#### Your objective
Can you retype every record below exactly as written?

Dataset records:
-- START --

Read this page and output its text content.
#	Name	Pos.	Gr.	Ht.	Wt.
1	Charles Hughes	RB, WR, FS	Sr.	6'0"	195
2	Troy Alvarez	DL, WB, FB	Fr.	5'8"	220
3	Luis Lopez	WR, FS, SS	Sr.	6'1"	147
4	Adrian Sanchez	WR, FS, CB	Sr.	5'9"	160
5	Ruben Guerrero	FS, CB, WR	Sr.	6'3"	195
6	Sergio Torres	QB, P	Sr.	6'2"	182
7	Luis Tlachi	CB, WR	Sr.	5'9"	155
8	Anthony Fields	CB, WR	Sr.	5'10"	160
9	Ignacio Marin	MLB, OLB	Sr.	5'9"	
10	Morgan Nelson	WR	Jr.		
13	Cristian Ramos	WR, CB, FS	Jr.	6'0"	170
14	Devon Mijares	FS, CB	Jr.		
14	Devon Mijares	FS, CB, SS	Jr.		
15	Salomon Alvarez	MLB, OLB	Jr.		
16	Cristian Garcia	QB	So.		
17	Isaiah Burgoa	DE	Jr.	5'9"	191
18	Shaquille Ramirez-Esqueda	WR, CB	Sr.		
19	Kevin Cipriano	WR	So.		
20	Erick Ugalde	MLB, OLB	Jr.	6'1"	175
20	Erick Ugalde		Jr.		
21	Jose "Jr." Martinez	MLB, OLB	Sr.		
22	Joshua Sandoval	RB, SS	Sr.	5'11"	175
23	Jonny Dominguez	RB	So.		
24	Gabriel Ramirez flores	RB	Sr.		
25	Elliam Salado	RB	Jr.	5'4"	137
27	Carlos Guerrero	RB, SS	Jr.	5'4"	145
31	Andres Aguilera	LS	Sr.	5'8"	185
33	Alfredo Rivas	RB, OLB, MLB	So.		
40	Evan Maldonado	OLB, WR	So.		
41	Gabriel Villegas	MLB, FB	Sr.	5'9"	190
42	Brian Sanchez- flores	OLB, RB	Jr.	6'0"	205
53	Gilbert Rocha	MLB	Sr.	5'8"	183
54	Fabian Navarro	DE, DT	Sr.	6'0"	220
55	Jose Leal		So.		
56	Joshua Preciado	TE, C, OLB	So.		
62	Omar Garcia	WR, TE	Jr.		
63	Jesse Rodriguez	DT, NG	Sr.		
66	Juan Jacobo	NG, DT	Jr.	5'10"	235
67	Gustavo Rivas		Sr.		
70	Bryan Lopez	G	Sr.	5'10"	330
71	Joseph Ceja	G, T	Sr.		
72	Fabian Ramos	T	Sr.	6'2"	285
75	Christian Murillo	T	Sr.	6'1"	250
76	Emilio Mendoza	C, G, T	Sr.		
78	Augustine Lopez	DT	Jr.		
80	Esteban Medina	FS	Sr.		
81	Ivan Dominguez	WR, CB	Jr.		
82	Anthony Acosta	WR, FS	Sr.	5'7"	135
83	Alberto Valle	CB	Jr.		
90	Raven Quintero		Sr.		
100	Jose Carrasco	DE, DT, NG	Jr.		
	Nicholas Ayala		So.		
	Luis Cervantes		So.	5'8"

-- END --

#### Exercise response
Read this page and output its text content.
#	Name	Pos.	Gr.	Ht.	Wt.
1	Charles Hughes	RB, WR, FS	Sr.	6'0"	195
2	Troy Alvarez	DL, WB, FB	Fr.	5'8"	220
3	Luis Lopez	WR, FS, SS	Sr.	6'1"	147
4	Adrian Sanchez	WR, FS, CB	Sr.	5'9"	160
5	Ruben Guerrero	FS, CB, WR	Sr.	6'3"	195
6	Sergio Torres	QB, P	Sr.	6'2"	182
7	Luis Tlachi	CB, WR	Sr.	5'9"	155
8	Anthony Fields	CB, WR	Sr.	5'10"	160
9	Ignacio Marin	MLB, OLB	Sr.	5'9"	
10	Morgan Nelson	WR	Jr.		
13	Cristian Ramos	WR, CB, FS	Jr.	6'0"	170
14	Devon Mijares	FS, CB	Jr.		
14	Devon Mijares	FS, CB, SS	Jr.		
15	Salomon Alvarez	MLB, OLB	Jr.		
16	Cristian Garcia	QB	So.		
17	Isaiah Burgoa	DE	Jr.	5'9"	191
18	Shaquille Ramirez-Esqueda	WR, CB	Sr.		
19	Kevin Cipriano	WR	So.		
20	Erick Ugalde	MLB, OLB	Jr.	6'1"	175
20	Erick Ugalde		Jr.		
21	Jose "Jr." Martinez	MLB, OLB	Sr.		
22	Joshua Sandoval	RB, SS	Sr.	5'11"	175
23	Jonny Dominguez	RB	So.		
24	Gabriel Ramirez flores	RB	Sr.		
25	Elliam Salado	RB	Jr.	5'4"	137
27	Carlos Guerrero	RB, SS	Jr.	5'4"	145
31	Andres Aguilera	LS	Sr.	5'8"	185
33	Alfredo Rivas	RB, OLB, MLB	So.		
40	Evan Maldonado	OLB, WR	So.		
41	Gabriel Villegas	MLB, FB	Sr.	5'9"	190
42	Brian Sanchez- flores	OLB, RB	Jr.	6'0"	205
53	Gilbert Rocha	MLB	Sr.	5'8"	183
54	Fabian Navarro	DE, DT	Sr.	6'0"	220
55	Jose Leal		So.		
56	Joshua Preciado	TE, C, OLB	So.		
62	Omar Garcia	WR, TE	Jr.		
63	Jesse Rodriguez	DT, NG	Sr.		
66	Juan Jacobo	NG, DT	Jr.	5'10"	235
67	Gustavo Rivas		Sr.		
70	Bryan Lopez	G	Sr.	5'10"	330
71	Joseph Ceja	G, T	Sr.		
72	Fabian Ramos	T	Sr.	6'2"	285
75	Christian Murillo	T	Sr.	6'1"	250
76	Emilio Mendoza	C, G, T	Sr.		
78	Augustine Lopez	DT	Jr.		
80	Esteban Medina	FS	Sr.		
81	Ivan Dominguez	WR, CB	Jr.		
82	Anthony Acosta	WR, FS	Sr.	5'7"	135
83	Alberto Valle	CB	Jr.		
90	Raven Quintero		Sr.		
100	Jose Carrasco	DE, DT, NG	Jr.		
	Nicholas Ayala		So.		
	Luis Cervantes		So.	5'8"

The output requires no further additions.